* Task instructions *
Return all the data, word for word.

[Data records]
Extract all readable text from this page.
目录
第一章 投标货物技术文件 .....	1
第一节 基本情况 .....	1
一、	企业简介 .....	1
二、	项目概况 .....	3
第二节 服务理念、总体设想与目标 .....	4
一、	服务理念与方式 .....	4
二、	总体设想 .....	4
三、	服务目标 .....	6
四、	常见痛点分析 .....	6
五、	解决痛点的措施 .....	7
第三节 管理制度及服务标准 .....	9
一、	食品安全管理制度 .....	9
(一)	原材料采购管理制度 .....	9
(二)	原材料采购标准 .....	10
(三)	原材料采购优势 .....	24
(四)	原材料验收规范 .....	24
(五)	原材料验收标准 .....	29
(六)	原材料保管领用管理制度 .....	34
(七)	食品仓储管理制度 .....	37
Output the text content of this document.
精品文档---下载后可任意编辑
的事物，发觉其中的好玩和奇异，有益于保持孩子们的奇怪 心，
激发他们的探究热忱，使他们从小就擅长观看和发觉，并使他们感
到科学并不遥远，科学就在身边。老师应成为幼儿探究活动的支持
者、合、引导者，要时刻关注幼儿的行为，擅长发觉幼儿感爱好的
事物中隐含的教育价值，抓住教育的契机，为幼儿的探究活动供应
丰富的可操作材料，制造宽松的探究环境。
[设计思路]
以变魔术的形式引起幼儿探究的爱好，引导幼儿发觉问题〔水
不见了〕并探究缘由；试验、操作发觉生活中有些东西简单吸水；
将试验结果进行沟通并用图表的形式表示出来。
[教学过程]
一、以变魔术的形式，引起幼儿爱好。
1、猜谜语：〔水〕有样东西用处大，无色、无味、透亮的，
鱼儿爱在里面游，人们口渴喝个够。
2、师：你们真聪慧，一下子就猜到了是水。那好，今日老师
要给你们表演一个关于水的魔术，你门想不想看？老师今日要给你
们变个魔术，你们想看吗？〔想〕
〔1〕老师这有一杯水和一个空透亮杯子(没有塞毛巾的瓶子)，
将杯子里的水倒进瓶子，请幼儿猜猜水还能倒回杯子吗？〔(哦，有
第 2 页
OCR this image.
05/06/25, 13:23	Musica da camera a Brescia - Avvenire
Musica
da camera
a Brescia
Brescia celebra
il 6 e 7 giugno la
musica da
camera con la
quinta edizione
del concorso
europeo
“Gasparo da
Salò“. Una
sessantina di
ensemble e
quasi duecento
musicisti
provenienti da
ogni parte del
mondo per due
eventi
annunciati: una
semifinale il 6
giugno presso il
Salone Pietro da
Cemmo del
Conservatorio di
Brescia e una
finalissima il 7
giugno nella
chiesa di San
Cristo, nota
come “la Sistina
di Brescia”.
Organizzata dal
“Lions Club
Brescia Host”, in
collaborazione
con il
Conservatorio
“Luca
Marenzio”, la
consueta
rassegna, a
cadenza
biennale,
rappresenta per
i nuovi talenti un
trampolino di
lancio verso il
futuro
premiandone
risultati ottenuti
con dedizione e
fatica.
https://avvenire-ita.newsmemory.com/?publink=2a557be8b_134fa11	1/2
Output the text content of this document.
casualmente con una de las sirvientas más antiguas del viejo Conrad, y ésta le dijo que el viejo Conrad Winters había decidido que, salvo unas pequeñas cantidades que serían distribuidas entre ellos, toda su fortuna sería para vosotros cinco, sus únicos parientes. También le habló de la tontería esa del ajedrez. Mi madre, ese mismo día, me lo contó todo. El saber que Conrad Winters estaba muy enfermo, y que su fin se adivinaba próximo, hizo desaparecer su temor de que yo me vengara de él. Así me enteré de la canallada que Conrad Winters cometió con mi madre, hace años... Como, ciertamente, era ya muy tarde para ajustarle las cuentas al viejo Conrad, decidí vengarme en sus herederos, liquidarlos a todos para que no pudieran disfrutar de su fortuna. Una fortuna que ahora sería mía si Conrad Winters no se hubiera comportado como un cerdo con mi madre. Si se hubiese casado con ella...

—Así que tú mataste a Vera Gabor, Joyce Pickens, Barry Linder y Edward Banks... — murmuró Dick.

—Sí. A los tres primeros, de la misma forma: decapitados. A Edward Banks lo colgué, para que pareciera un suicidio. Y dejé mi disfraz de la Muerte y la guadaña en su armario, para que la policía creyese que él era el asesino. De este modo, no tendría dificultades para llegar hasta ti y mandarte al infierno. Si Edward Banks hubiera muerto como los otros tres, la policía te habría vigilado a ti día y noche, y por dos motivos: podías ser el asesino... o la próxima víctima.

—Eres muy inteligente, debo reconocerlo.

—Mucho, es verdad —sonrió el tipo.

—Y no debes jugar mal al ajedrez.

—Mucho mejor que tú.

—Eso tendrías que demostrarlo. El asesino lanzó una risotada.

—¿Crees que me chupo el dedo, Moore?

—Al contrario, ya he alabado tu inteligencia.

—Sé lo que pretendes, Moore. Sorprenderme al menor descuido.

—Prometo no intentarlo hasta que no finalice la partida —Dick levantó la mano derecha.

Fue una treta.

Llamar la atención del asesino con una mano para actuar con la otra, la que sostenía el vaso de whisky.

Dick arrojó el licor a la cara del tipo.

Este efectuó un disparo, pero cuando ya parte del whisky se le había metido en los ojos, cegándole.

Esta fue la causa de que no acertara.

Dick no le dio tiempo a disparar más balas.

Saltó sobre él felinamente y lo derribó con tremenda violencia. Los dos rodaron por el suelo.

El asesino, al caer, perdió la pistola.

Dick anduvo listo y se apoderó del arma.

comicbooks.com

* Expected output *
Extract all readable text from this page.
目录
第一章 投标货物技术文件 .....	1
第一节 基本情况 .....	1
一、	企业简介 .....	1
二、	项目概况 .....	3
第二节 服务理念、总体设想与目标 .....	4
一、	服务理念与方式 .....	4
二、	总体设想 .....	4
三、	服务目标 .....	6
四、	常见痛点分析 .....	6
五、	解决痛点的措施 .....	7
第三节 管理制度及服务标准 .....	9
一、	食品安全管理制度 .....	9
(一)	原材料采购管理制度 .....	9
(二)	原材料采购标准 .....	10
(三)	原材料采购优势 .....	24
(四)	原材料验收规范 .....	24
(五)	原材料验收标准 .....	29
(六)	原材料保管领用管理制度 .....	34
(七)	食品仓储管理制度 .....	37
Output the text content of this document.
精品文档---下载后可任意编辑
的事物，发觉其中的好玩和奇异，有益于保持孩子们的奇怪 心，
激发他们的探究热忱，使他们从小就擅长观看和发觉，并使他们感
到科学并不遥远，科学就在身边。老师应成为幼儿探究活动的支持
者、合、引导者，要时刻关注幼儿的行为，擅长发觉幼儿感爱好的
事物中隐含的教育价值，抓住教育的契机，为幼儿的探究活动供应
丰富的可操作材料，制造宽松的探究环境。
[设计思路]
以变魔术的形式引起幼儿探究的爱好，引导幼儿发觉问题〔水
不见了〕并探究缘由；试验、操作发觉生活中有些东西简单吸水；
将试验结果进行沟通并用图表的形式表示出来。
[教学过程]
一、以变魔术的形式，引起幼儿爱好。
1、猜谜语：〔水〕有样东西用处大，无色、无味、透亮的，
鱼儿爱在里面游，人们口渴喝个够。
2、师：你们真聪慧，一下子就猜到了是水。那好，今日老师
要给你们表演一个关于水的魔术，你门想不想看？老师今日要给你
们变个魔术，你们想看吗？〔想〕
〔1〕老师这有一杯水和一个空透亮杯子(没有塞毛巾的瓶子)，
将杯子里的水倒进瓶子，请幼儿猜猜水还能倒回杯子吗？〔(哦，有
第 2 页
OCR this image.
05/06/25, 13:23	Musica da camera a Brescia - Avvenire
Musica
da camera
a Brescia
Brescia celebra
il 6 e 7 giugno la
musica da
camera con la
quinta edizione
del concorso
europeo
“Gasparo da
Salò“. Una
sessantina di
ensemble e
quasi duecento
musicisti
provenienti da
ogni parte del
mondo per due
eventi
annunciati: una
semifinale il 6
giugno presso il
Salone Pietro da
Cemmo del
Conservatorio di
Brescia e una
finalissima il 7
giugno nella
chiesa di San
Cristo, nota
come “la Sistina
di Brescia”.
Organizzata dal
“Lions Club
Brescia Host”, in
collaborazione
con il
Conservatorio
“Luca
Marenzio”, la
consueta
rassegna, a
cadenza
biennale,
rappresenta per
i nuovi talenti un
trampolino di
lancio verso il
futuro
premiandone
risultati ottenuti
con dedizione e
fatica.
https://avvenire-ita.newsmemory.com/?publink=2a557be8b_134fa11	1/2
Output the text content of this document.
casualmente con una de las sirvientas más antiguas del viejo Conrad, y ésta le dijo que el viejo Conrad Winters había decidido que, salvo unas pequeñas cantidades que serían distribuidas entre ellos, toda su fortuna sería para vosotros cinco, sus únicos parientes. También le habló de la tontería esa del ajedrez. Mi madre, ese mismo día, me lo contó todo. El saber que Conrad Winters estaba muy enfermo, y que su fin se adivinaba próximo, hizo desaparecer su temor de que yo me vengara de él. Así me enteré de la canallada que Conrad Winters cometió con mi madre, hace años... Como, ciertamente, era ya muy tarde para ajustarle las cuentas al viejo Conrad, decidí vengarme en sus herederos, liquidarlos a todos para que no pudieran disfrutar de su fortuna. Una fortuna que ahora sería mía si Conrad Winters no se hubiera comportado como un cerdo con mi madre. Si se hubiese casado con ella...

—Así que tú mataste a Vera Gabor, Joyce Pickens, Barry Linder y Edward Banks... — murmuró Dick.

—Sí. A los tres primeros, de la misma forma: decapitados. A Edward Banks lo colgué, para que pareciera un suicidio. Y dejé mi disfraz de la Muerte y la guadaña en su armario, para que la policía creyese que él era el asesino. De este modo, no tendría dificultades para llegar hasta ti y mandarte al infierno. Si Edward Banks hubiera muerto como los otros tres, la policía te habría vigilado a ti día y noche, y por dos motivos: podías ser el asesino... o la próxima víctima.

—Eres muy inteligente, debo reconocerlo.

—Mucho, es verdad —sonrió el tipo.

—Y no debes jugar mal al ajedrez.

—Mucho mejor que tú.

—Eso tendrías que demostrarlo. El asesino lanzó una risotada.

—¿Crees que me chupo el dedo, Moore?

—Al contrario, ya he alabado tu inteligencia.

—Sé lo que pretendes, Moore. Sorprenderme al menor descuido.

—Prometo no intentarlo hasta que no finalice la partida —Dick levantó la mano derecha.

Fue una treta.

Llamar la atención del asesino con una mano para actuar con la otra, la que sostenía el vaso de whisky.

Dick arrojó el licor a la cara del tipo.

Este efectuó un disparo, pero cuando ya parte del whisky se le había metido en los ojos, cegándole.

Esta fue la causa de que no acertara.

Dick no le dio tiempo a disparar más balas.

Saltó sobre él felinamente y lo derribó con tremenda violencia. Los dos rodaron por el suelo.

El asesino, al caer, perdió la pistola.

Dick anduvo listo y se apoderó del arma.

comicbooks.com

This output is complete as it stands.